Task details ->
Set down the whole listing verbatim.

Data rows ->
▬▬▬▬▬▬

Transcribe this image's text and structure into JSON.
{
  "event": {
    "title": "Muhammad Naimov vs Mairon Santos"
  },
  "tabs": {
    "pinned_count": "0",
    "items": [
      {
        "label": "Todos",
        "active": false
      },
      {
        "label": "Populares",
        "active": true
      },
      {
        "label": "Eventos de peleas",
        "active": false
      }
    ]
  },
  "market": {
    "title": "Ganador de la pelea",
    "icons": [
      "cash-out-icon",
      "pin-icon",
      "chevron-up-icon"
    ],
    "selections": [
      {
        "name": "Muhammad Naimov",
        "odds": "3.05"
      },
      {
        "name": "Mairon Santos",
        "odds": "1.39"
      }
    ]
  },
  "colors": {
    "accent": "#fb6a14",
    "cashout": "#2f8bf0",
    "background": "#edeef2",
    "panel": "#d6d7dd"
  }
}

▬▬▬▬▬▬

Solution to this problem ->
Transcribe this image's text and structure into JSON.
{
  "event": {
    "title": "Muhammad Naimov vs Mairon Santos"
  },
  "tabs": {
    "pinned_count": "0",
    "items": [
      {
        "label": "Todos",
        "active": false
      },
      {
        "label": "Populares",
        "active": true
      },
      {
        "label": "Eventos de peleas",
        "active": false
      }
    ]
  },
  "market": {
    "title": "Ganador de la pelea",
    "icons": [
      "cash-out-icon",
      "pin-icon",
      "chevron-up-icon"
    ],
    "selections": [
      {
        "name": "Muhammad Naimov",
        "odds": "3.05"
      },
      {
        "name": "Mairon Santos",
        "odds": "1.39"
      }
    ]
  },
  "colors": {
    "accent": "#fb6a14",
    "cashout": "#2f8bf0",
    "background": "#edeef2",
    "panel": "#d6d7dd"
  }
}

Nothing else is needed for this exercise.